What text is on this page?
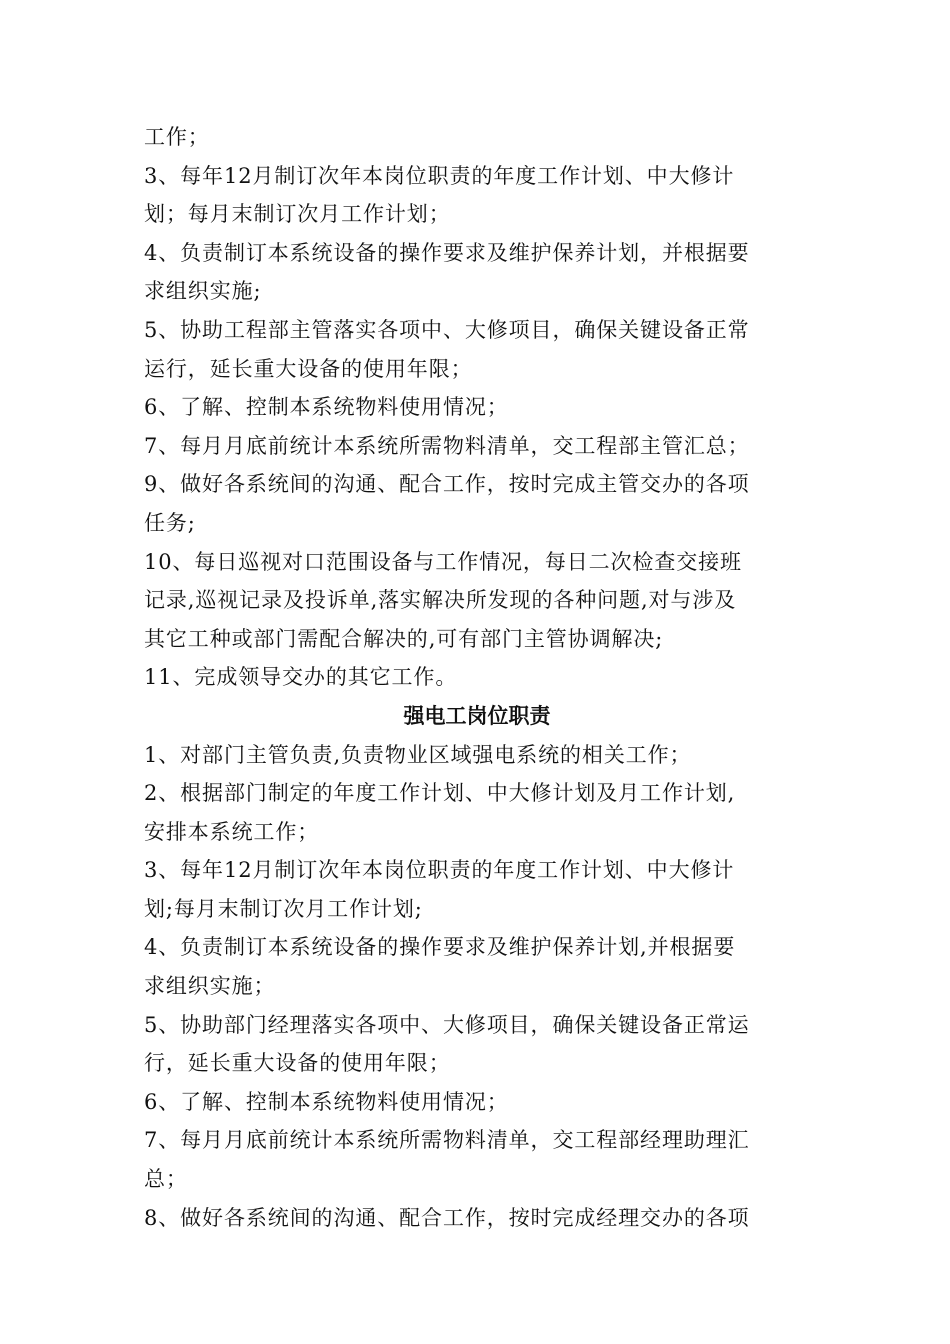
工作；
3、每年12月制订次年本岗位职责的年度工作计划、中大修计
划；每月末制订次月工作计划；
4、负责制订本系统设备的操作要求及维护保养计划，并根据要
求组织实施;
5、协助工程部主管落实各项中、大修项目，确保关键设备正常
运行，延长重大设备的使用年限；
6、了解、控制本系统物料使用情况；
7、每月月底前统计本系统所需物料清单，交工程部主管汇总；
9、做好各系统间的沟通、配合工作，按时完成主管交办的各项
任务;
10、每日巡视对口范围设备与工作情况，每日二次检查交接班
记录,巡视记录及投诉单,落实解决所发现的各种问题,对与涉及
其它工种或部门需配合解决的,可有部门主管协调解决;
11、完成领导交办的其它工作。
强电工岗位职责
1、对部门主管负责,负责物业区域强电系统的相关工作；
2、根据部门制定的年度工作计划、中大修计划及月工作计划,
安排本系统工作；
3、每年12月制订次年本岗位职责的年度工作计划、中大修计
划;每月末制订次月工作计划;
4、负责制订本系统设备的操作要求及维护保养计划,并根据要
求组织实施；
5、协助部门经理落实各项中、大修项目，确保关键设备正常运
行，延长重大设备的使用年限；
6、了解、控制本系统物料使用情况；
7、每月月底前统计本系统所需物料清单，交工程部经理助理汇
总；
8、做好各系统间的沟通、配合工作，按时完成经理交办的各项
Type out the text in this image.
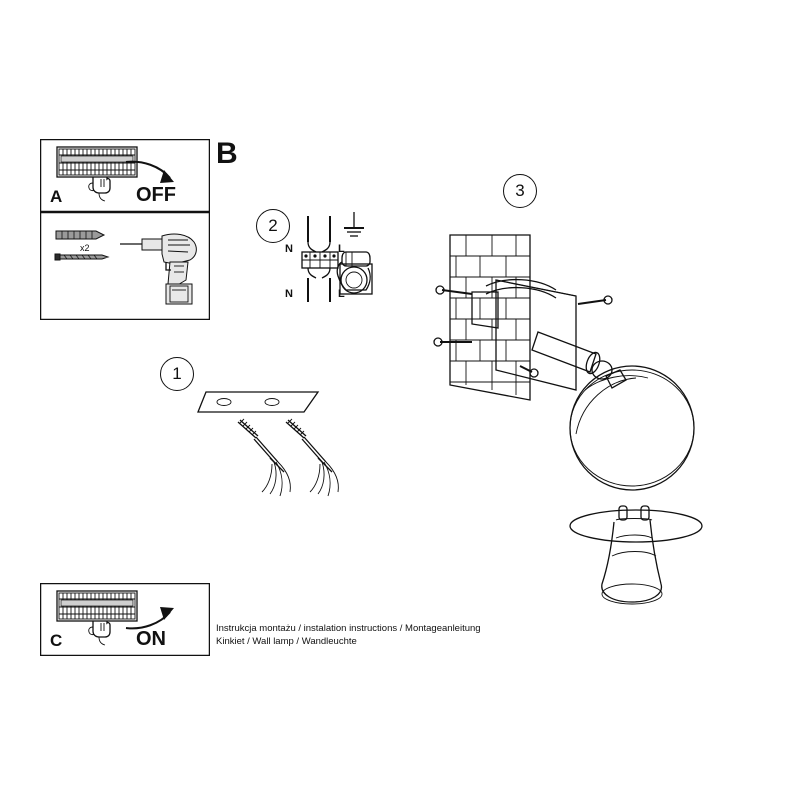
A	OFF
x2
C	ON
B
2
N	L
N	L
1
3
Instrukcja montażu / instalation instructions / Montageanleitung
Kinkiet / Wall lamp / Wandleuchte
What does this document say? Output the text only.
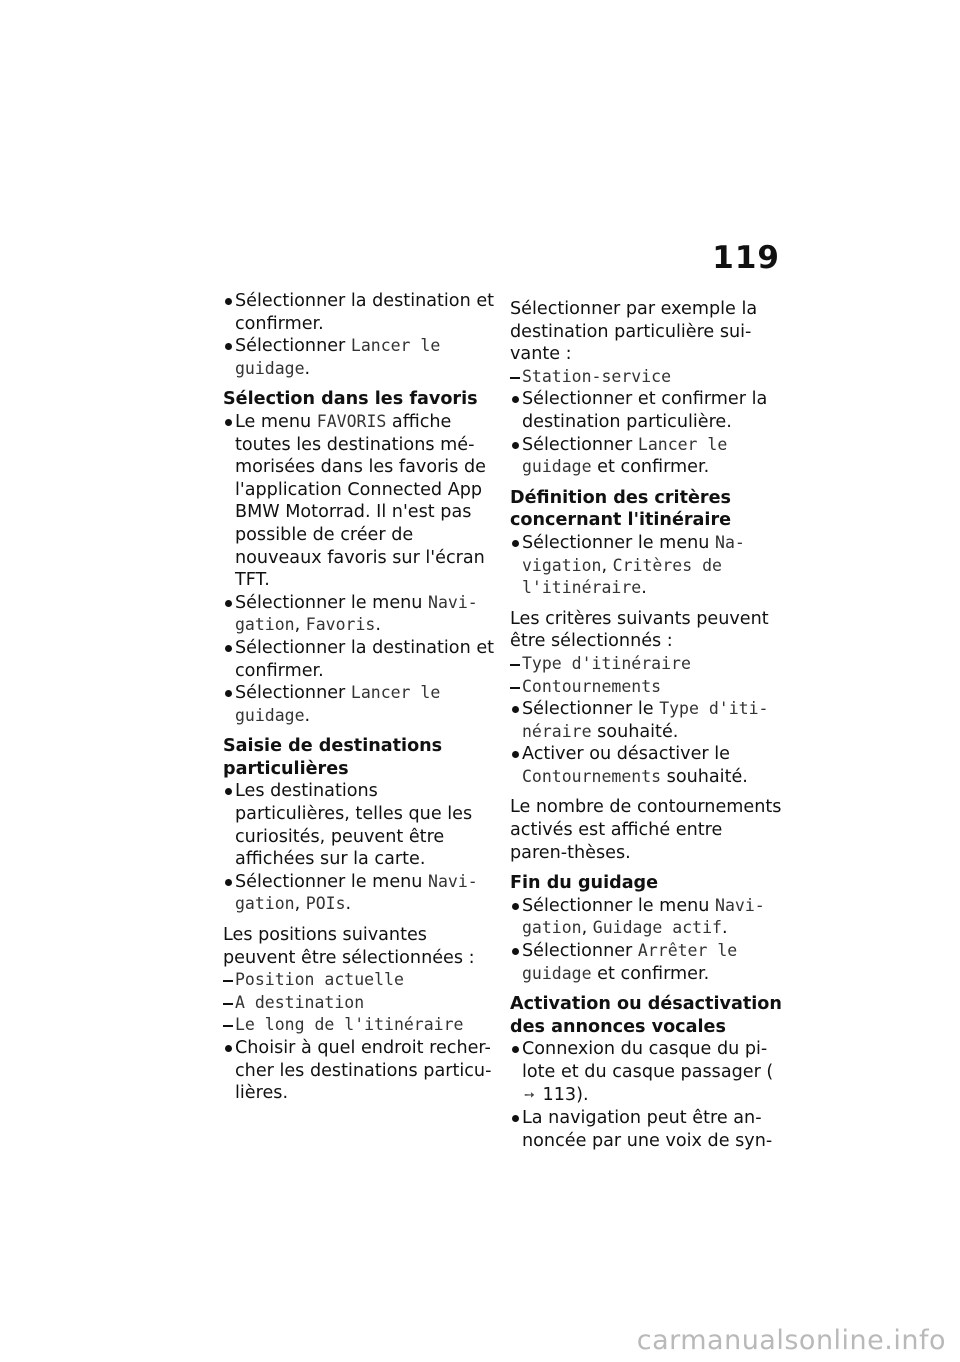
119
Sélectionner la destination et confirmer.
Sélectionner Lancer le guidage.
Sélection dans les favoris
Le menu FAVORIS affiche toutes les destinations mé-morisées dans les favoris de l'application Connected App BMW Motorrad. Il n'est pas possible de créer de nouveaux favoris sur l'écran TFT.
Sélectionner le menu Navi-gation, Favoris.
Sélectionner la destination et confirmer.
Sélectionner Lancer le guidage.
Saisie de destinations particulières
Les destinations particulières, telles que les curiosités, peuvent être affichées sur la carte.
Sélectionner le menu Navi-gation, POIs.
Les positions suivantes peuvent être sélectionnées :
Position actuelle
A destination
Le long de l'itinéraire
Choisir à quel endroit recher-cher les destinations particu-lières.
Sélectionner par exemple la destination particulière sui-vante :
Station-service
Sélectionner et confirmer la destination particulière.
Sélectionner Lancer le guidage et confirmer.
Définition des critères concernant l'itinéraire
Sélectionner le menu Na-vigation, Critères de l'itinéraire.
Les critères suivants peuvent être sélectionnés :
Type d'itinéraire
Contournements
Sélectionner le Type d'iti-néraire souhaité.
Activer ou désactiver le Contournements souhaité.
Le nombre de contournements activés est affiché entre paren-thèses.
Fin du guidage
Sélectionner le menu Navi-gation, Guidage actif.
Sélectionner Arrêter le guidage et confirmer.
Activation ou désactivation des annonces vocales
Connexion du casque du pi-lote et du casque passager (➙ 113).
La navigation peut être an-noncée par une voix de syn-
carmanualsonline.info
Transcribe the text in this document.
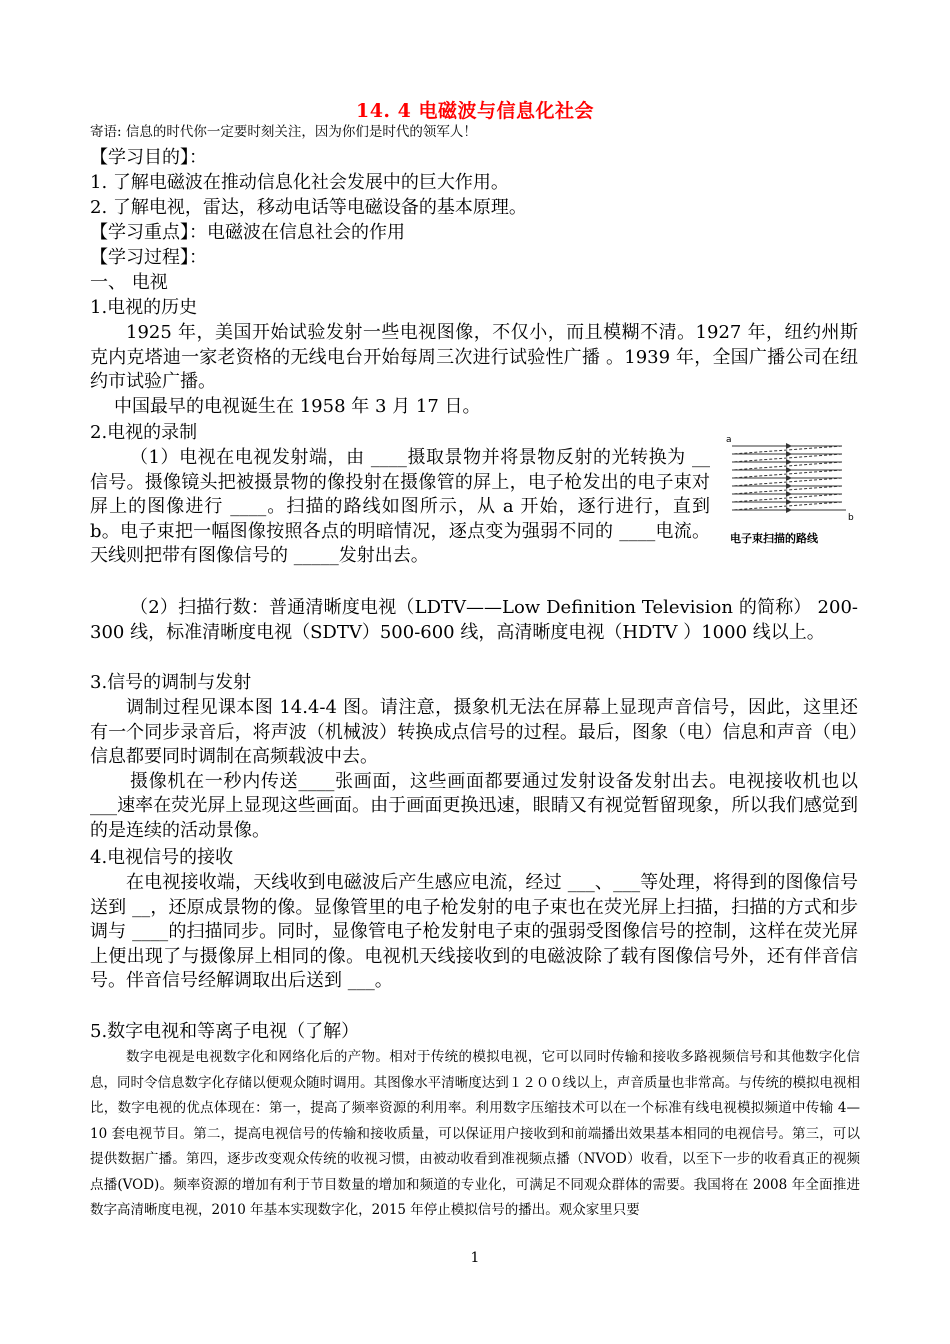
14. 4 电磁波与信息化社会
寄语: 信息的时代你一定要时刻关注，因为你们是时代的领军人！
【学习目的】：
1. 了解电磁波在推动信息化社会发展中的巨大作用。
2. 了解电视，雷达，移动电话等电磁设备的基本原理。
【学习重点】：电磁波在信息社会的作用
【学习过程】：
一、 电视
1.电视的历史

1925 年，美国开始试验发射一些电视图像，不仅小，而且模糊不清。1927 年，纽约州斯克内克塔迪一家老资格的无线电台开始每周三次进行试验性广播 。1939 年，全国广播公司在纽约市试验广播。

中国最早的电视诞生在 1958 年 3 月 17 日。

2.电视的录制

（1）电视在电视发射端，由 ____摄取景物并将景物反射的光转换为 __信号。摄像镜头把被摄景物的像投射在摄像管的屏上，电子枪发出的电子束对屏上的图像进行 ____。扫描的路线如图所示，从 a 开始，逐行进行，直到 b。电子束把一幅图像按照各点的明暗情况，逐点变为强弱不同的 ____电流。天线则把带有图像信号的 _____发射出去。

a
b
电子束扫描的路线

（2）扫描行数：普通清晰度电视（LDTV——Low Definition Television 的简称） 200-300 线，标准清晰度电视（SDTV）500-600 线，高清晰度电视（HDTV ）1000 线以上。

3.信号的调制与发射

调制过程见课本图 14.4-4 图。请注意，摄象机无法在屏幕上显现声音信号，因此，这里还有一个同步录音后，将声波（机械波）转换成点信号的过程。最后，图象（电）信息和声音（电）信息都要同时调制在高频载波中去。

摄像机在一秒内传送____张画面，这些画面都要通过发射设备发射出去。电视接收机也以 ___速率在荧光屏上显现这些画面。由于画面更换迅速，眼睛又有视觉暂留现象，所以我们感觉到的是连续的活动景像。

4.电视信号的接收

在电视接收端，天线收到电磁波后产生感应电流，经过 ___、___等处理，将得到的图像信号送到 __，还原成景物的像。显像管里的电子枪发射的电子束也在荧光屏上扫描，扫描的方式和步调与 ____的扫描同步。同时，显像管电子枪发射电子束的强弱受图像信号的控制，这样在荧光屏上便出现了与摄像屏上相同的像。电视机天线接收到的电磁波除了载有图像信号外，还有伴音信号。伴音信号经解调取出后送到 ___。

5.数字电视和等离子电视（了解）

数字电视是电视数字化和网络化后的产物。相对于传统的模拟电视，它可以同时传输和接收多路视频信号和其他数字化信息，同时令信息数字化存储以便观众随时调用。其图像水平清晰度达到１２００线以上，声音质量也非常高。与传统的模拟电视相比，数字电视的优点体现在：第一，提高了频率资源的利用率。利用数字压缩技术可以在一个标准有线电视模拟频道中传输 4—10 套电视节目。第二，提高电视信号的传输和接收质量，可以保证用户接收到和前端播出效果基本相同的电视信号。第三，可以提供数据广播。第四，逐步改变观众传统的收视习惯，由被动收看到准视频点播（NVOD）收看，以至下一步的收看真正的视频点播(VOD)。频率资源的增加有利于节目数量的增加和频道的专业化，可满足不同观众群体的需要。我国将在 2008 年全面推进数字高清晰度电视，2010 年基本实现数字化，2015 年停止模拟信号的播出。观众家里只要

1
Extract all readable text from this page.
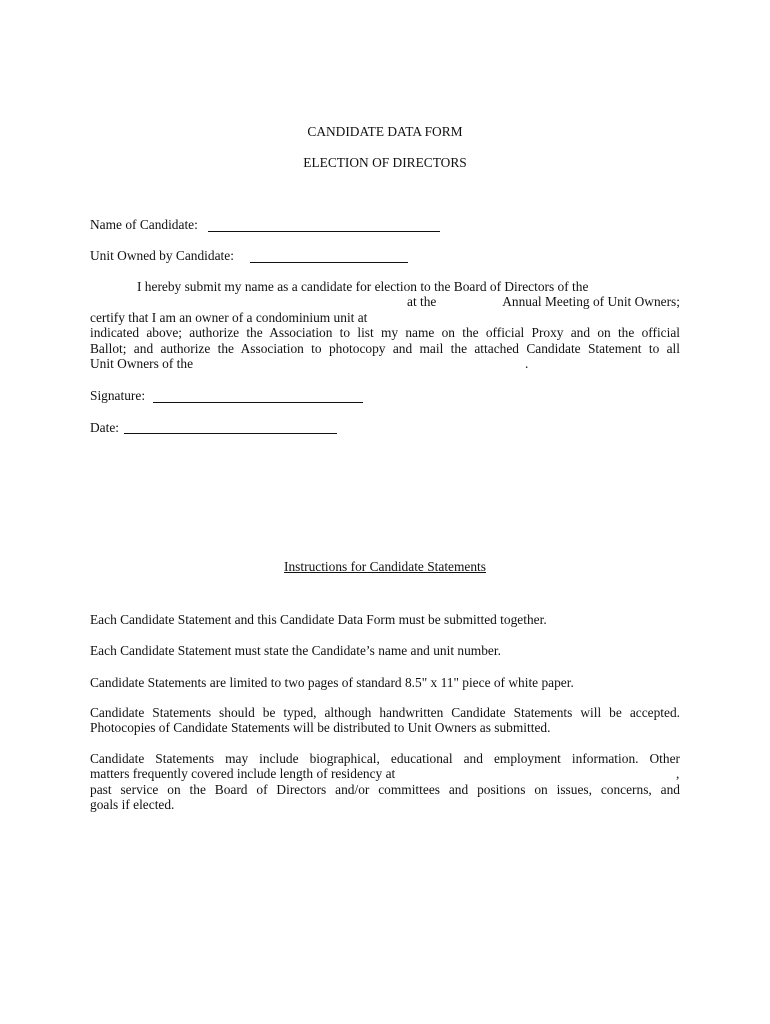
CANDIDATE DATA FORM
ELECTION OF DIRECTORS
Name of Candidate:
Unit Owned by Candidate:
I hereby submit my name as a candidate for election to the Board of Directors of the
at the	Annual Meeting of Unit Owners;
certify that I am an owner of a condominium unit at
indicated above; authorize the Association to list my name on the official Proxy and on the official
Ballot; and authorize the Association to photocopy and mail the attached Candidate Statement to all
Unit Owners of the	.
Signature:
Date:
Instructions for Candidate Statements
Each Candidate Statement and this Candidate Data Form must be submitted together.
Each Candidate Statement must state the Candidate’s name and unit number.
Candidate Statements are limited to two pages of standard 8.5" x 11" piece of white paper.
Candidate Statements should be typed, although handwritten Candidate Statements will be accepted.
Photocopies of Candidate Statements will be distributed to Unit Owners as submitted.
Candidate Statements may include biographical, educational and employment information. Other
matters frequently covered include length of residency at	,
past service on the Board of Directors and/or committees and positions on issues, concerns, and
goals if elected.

::::::::::

Pictures in the records must not appear in the copy; transcribe everything else precisely.

▶ Output of the exercise:
What text is on this page?
工作；
3、每年12月制订次年本岗位职责的年度工作计划、中大修计
划；每月末制订次月工作计划；
4、负责制订本系统设备的操作要求及维护保养计划，并根据要
求组织实施;
5、协助工程部主管落实各项中、大修项目，确保关键设备正常
运行，延长重大设备的使用年限；
6、了解、控制本系统物料使用情况；
7、每月月底前统计本系统所需物料清单，交工程部主管汇总；
9、做好各系统间的沟通、配合工作，按时完成主管交办的各项
任务;
10、每日巡视对口范围设备与工作情况，每日二次检查交接班
记录,巡视记录及投诉单,落实解决所发现的各种问题,对与涉及
其它工种或部门需配合解决的,可有部门主管协调解决;
11、完成领导交办的其它工作。
强电工岗位职责
1、对部门主管负责,负责物业区域强电系统的相关工作；
2、根据部门制定的年度工作计划、中大修计划及月工作计划,
安排本系统工作；
3、每年12月制订次年本岗位职责的年度工作计划、中大修计
划;每月末制订次月工作计划;
4、负责制订本系统设备的操作要求及维护保养计划,并根据要
求组织实施；
5、协助部门经理落实各项中、大修项目，确保关键设备正常运
行，延长重大设备的使用年限；
6、了解、控制本系统物料使用情况；
7、每月月底前统计本系统所需物料清单，交工程部经理助理汇
总；
8、做好各系统间的沟通、配合工作，按时完成经理交办的各项
Type out the text in this image.
A	OFF
x2
C	ON
B
2
N	L
N	L
1
3
Instrukcja montażu / instalation instructions / Montageanleitung
Kinkiet / Wall lamp / Wandleuchte
What does this document say? Output the text only.
119
Sélectionner la destination et confirmer.
Sélectionner Lancer le guidage.
Sélection dans les favoris
Le menu FAVORIS affiche toutes les destinations mé-morisées dans les favoris de l'application Connected App BMW Motorrad. Il n'est pas possible de créer de nouveaux favoris sur l'écran TFT.
Sélectionner le menu Navi-gation, Favoris.
Sélectionner la destination et confirmer.
Sélectionner Lancer le guidage.
Saisie de destinations particulières
Les destinations particulières, telles que les curiosités, peuvent être affichées sur la carte.
Sélectionner le menu Navi-gation, POIs.
Les positions suivantes peuvent être sélectionnées :
Position actuelle
A destination
Le long de l'itinéraire
Choisir à quel endroit recher-cher les destinations particu-lières.
Sélectionner par exemple la destination particulière sui-vante :
Station-service
Sélectionner et confirmer la destination particulière.
Sélectionner Lancer le guidage et confirmer.
Définition des critères concernant l'itinéraire
Sélectionner le menu Na-vigation, Critères de l'itinéraire.
Les critères suivants peuvent être sélectionnés :
Type d'itinéraire
Contournements
Sélectionner le Type d'iti-néraire souhaité.
Activer ou désactiver le Contournements souhaité.
Le nombre de contournements activés est affiché entre paren-thèses.
Fin du guidage
Sélectionner le menu Navi-gation, Guidage actif.
Sélectionner Arrêter le guidage et confirmer.
Activation ou désactivation des annonces vocales
Connexion du casque du pi-lote et du casque passager (➙ 113).
La navigation peut être an-noncée par une voix de syn-
carmanualsonline.info
Transcribe the text in this document.
14. 4 电磁波与信息化社会
寄语: 信息的时代你一定要时刻关注，因为你们是时代的领军人！
【学习目的】：
1. 了解电磁波在推动信息化社会发展中的巨大作用。
2. 了解电视，雷达，移动电话等电磁设备的基本原理。
【学习重点】：电磁波在信息社会的作用
【学习过程】：
一、 电视
1.电视的历史

1925 年，美国开始试验发射一些电视图像，不仅小，而且模糊不清。1927 年，纽约州斯克内克塔迪一家老资格的无线电台开始每周三次进行试验性广播 。1939 年，全国广播公司在纽约市试验广播。

中国最早的电视诞生在 1958 年 3 月 17 日。

2.电视的录制

（1）电视在电视发射端，由 ____摄取景物并将景物反射的光转换为 __信号。摄像镜头把被摄景物的像投射在摄像管的屏上，电子枪发出的电子束对屏上的图像进行 ____。扫描的路线如图所示，从 a 开始，逐行进行，直到 b。电子束把一幅图像按照各点的明暗情况，逐点变为强弱不同的 ____电流。天线则把带有图像信号的 _____发射出去。

a
b
电子束扫描的路线

（2）扫描行数：普通清晰度电视（LDTV——Low Definition Television 的简称） 200-300 线，标准清晰度电视（SDTV）500-600 线，高清晰度电视（HDTV ）1000 线以上。

3.信号的调制与发射

调制过程见课本图 14.4-4 图。请注意，摄象机无法在屏幕上显现声音信号，因此，这里还有一个同步录音后，将声波（机械波）转换成点信号的过程。最后，图象（电）信息和声音（电）信息都要同时调制在高频载波中去。

摄像机在一秒内传送____张画面，这些画面都要通过发射设备发射出去。电视接收机也以 ___速率在荧光屏上显现这些画面。由于画面更换迅速，眼睛又有视觉暂留现象，所以我们感觉到的是连续的活动景像。

4.电视信号的接收

在电视接收端，天线收到电磁波后产生感应电流，经过 ___、___等处理，将得到的图像信号送到 __，还原成景物的像。显像管里的电子枪发射的电子束也在荧光屏上扫描，扫描的方式和步调与 ____的扫描同步。同时，显像管电子枪发射电子束的强弱受图像信号的控制，这样在荧光屏上便出现了与摄像屏上相同的像。电视机天线接收到的电磁波除了载有图像信号外，还有伴音信号。伴音信号经解调取出后送到 ___。

5.数字电视和等离子电视（了解）

数字电视是电视数字化和网络化后的产物。相对于传统的模拟电视，它可以同时传输和接收多路视频信号和其他数字化信息，同时令信息数字化存储以便观众随时调用。其图像水平清晰度达到１２００线以上，声音质量也非常高。与传统的模拟电视相比，数字电视的优点体现在：第一，提高了频率资源的利用率。利用数字压缩技术可以在一个标准有线电视模拟频道中传输 4—10 套电视节目。第二，提高电视信号的传输和接收质量，可以保证用户接收到和前端播出效果基本相同的电视信号。第三，可以提供数据广播。第四，逐步改变观众传统的收视习惯，由被动收看到准视频点播（NVOD）收看，以至下一步的收看真正的视频点播(VOD)。频率资源的增加有利于节目数量的增加和频道的专业化，可满足不同观众群体的需要。我国将在 2008 年全面推进数字高清晰度电视，2010 年基本实现数字化，2015 年停止模拟信号的播出。观众家里只要

1
Extract all readable text from this page.
CANDIDATE DATA FORM
ELECTION OF DIRECTORS
Name of Candidate:
Unit Owned by Candidate:
I hereby submit my name as a candidate for election to the Board of Directors of the
at the	Annual Meeting of Unit Owners;
certify that I am an owner of a condominium unit at
indicated above; authorize the Association to list my name on the official Proxy and on the official
Ballot; and authorize the Association to photocopy and mail the attached Candidate Statement to all
Unit Owners of the	.
Signature:
Date:
Instructions for Candidate Statements
Each Candidate Statement and this Candidate Data Form must be submitted together.
Each Candidate Statement must state the Candidate’s name and unit number.
Candidate Statements are limited to two pages of standard 8.5" x 11" piece of white paper.
Candidate Statements should be typed, although handwritten Candidate Statements will be accepted.
Photocopies of Candidate Statements will be distributed to Unit Owners as submitted.
Candidate Statements may include biographical, educational and employment information. Other
matters frequently covered include length of residency at	,
past service on the Board of Directors and/or committees and positions on issues, concerns, and
goals if elected.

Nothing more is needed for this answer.